- What the task requires
Look through the data below. Pick out the lines holding the string "керамический".

- Exercise data
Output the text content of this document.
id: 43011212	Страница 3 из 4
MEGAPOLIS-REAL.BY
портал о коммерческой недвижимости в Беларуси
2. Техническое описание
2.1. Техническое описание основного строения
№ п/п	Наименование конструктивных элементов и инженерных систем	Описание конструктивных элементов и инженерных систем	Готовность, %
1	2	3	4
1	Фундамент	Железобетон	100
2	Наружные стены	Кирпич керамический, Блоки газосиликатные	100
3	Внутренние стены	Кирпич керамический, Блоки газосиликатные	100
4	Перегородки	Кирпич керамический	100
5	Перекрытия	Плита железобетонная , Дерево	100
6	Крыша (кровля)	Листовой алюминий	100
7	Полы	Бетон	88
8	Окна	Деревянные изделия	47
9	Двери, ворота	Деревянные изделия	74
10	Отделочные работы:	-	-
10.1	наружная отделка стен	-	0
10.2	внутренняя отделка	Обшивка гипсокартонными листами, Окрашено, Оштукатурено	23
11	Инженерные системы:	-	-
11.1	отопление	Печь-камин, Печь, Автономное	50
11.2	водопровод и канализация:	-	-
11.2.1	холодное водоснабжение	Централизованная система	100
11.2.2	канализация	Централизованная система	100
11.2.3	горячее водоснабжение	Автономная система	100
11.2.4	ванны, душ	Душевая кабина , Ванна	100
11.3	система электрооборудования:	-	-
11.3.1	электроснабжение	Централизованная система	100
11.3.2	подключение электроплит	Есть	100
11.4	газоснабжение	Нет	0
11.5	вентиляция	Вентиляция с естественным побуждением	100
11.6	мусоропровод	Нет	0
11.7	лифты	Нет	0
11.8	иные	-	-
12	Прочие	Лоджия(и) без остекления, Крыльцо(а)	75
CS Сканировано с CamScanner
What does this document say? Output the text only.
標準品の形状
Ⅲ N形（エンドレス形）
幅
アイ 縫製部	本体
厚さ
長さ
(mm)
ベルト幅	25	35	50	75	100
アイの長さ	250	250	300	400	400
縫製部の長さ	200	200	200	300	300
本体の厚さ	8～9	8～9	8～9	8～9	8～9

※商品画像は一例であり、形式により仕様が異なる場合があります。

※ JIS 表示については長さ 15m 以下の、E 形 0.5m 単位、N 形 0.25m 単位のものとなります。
---
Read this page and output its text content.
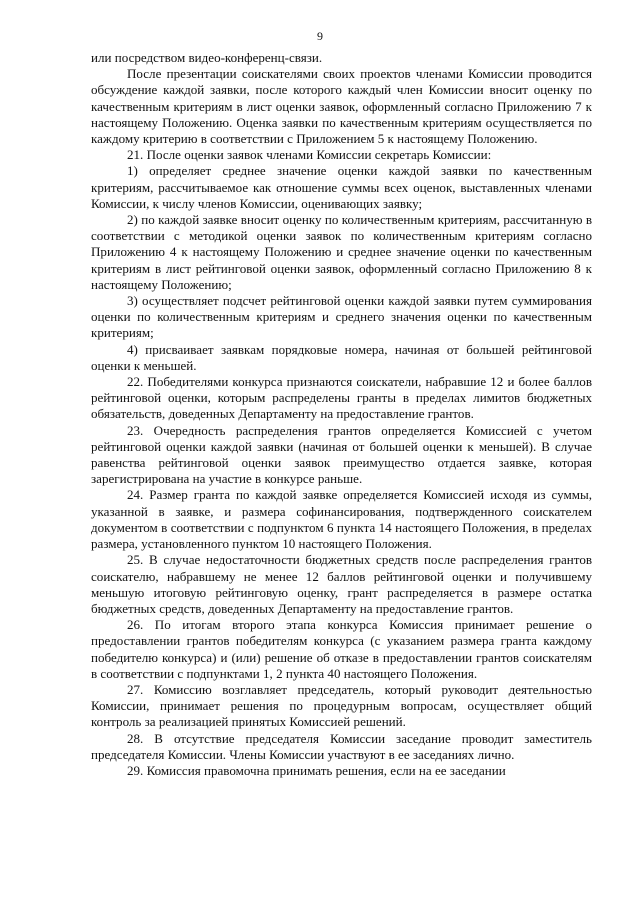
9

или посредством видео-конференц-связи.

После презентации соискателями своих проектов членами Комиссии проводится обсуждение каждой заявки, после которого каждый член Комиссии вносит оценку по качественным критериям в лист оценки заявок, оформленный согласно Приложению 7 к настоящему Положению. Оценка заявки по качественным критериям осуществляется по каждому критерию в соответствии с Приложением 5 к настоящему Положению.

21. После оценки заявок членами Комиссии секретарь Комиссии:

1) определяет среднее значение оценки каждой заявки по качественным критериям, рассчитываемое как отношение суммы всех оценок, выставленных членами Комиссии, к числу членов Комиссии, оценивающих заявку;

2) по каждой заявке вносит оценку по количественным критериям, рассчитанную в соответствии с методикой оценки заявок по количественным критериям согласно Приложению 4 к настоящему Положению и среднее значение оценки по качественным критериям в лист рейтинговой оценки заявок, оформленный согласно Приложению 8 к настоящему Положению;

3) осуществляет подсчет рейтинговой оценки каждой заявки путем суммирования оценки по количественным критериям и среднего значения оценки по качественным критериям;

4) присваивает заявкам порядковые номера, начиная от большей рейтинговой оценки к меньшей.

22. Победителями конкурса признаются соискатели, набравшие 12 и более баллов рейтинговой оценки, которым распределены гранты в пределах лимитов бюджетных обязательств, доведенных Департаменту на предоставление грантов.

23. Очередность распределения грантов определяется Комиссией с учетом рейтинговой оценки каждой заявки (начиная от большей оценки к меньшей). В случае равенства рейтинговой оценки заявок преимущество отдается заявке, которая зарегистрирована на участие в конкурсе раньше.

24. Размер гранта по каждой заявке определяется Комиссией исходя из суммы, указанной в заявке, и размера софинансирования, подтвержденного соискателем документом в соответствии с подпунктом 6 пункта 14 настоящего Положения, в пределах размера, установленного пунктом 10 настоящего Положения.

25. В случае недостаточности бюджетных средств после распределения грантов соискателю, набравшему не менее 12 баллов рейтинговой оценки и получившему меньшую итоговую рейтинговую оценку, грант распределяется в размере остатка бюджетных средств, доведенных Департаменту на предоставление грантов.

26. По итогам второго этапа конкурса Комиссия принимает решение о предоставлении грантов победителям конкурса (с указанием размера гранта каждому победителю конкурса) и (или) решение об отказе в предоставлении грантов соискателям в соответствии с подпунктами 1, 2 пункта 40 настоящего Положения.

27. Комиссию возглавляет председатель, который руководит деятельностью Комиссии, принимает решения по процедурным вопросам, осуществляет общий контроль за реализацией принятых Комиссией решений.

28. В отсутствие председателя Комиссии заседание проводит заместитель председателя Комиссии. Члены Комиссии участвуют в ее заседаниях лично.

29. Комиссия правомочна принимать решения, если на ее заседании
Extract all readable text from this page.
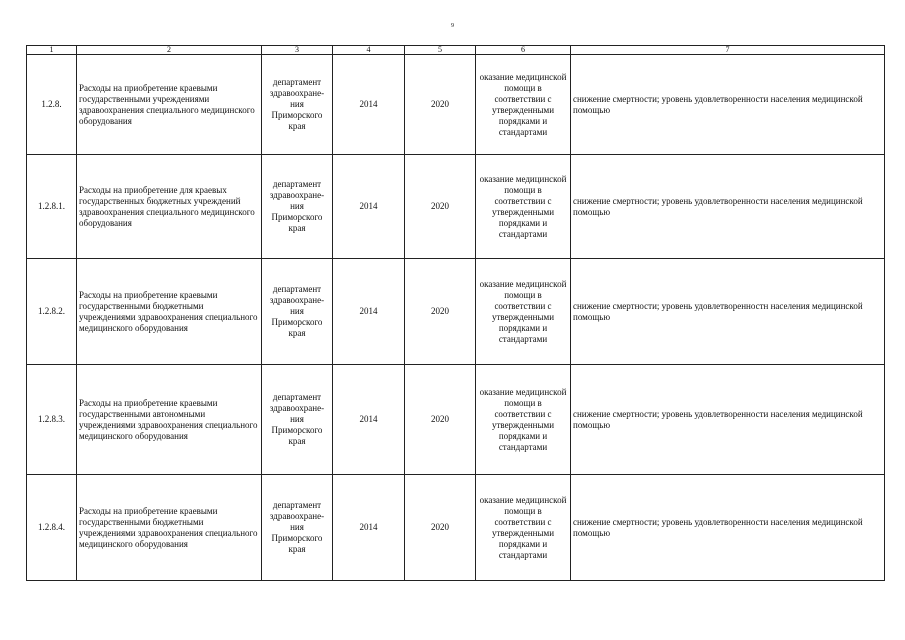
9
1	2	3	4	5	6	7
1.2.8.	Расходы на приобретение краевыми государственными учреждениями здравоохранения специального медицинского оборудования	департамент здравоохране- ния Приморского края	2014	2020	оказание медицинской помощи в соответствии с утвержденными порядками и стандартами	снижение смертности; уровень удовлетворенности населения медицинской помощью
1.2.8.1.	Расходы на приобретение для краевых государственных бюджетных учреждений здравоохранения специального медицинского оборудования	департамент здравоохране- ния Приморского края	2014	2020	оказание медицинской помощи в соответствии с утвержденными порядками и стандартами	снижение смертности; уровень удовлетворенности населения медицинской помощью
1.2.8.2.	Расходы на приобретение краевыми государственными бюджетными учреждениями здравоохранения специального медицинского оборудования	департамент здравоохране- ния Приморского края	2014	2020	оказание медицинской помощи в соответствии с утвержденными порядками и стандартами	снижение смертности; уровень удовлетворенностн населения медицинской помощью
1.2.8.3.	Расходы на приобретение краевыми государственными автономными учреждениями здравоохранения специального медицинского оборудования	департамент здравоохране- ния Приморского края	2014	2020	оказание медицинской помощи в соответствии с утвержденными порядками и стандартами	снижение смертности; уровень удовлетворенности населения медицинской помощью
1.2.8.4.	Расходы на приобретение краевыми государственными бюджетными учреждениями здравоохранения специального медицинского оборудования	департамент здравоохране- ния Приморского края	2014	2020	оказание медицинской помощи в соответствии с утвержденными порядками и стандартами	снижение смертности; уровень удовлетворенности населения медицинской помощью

- Final answer
2	Наружные стены	Кирпич керамический, Блоки газосиликатные	100
3	Внутренние стены	Кирпич керамический, Блоки газосиликатные	100
4	Перегородки	Кирпич керамический	100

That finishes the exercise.